Please repeat the whole listing below word for word, leaving out the picture.

(begin)

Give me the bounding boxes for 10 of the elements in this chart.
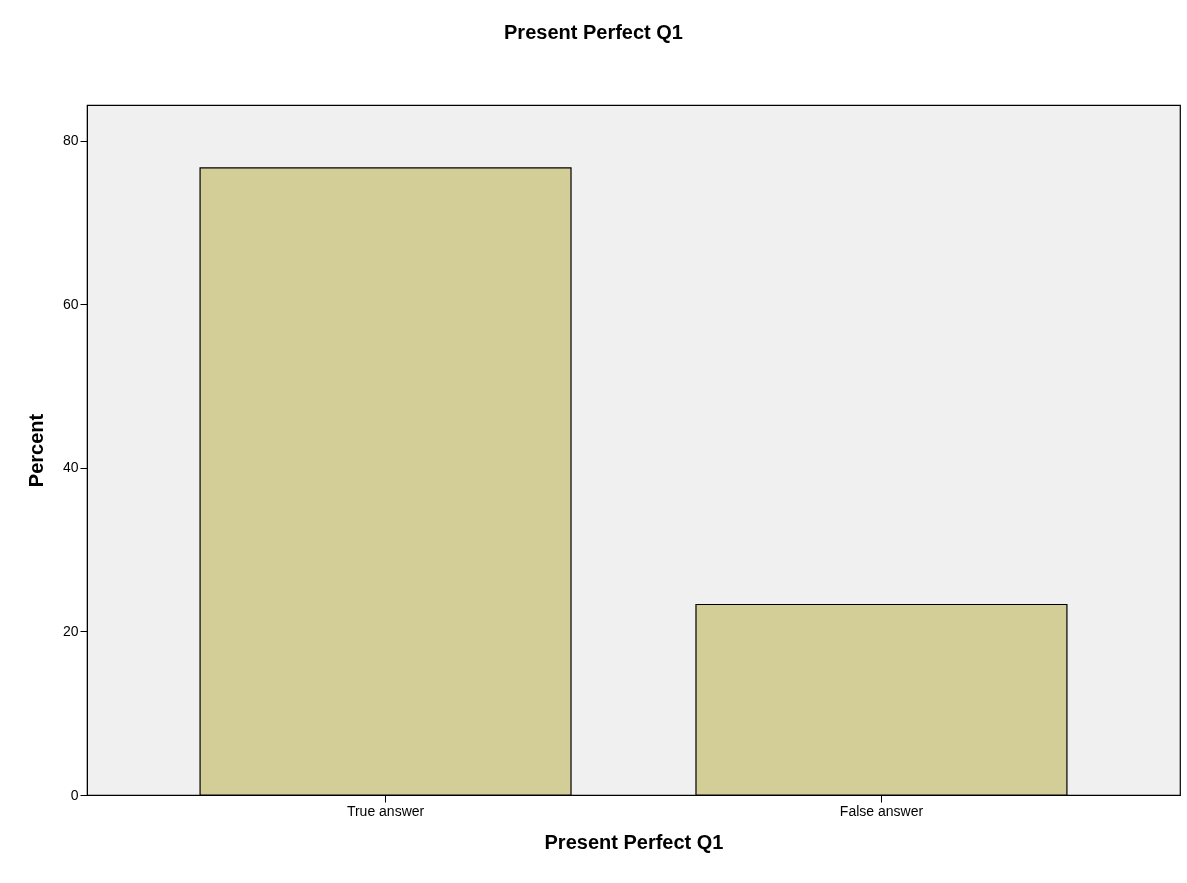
y-tick-label: 40	[62, 459, 79, 476]
x-axis-title: Present Perfect Q1	[544, 830, 724, 853]
y-tick-label: 0	[70, 786, 79, 803]
chart-title: Present Perfect Q1	[504, 21, 683, 43]
x-tick-label: True answer	[346, 802, 425, 819]
y-tick-label: 60	[62, 295, 79, 312]
y-tick-label: 80	[62, 132, 79, 149]
x-tick-label: False answer	[839, 802, 924, 819]
y-tick-label: 20	[62, 622, 79, 639]
y-axis-title: Percent	[24, 413, 47, 488]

(end)

* FULL ANSWER:
Give me the bounding boxes for 10 of the elements in this chart.
y-tick-label: 40	[62, 459, 79, 476]
x-axis-title: Present Perfect Q1	[544, 830, 724, 853]
y-tick-label: 0	[70, 786, 79, 803]
chart-title: Present Perfect Q1	[504, 21, 683, 43]
x-tick-label: True answer	[346, 802, 425, 819]
y-tick-label: 60	[62, 295, 79, 312]
y-tick-label: 80	[62, 132, 79, 149]
x-tick-label: False answer	[839, 802, 924, 819]
y-tick-label: 20	[62, 622, 79, 639]
y-axis-title: Percent	[24, 413, 47, 488]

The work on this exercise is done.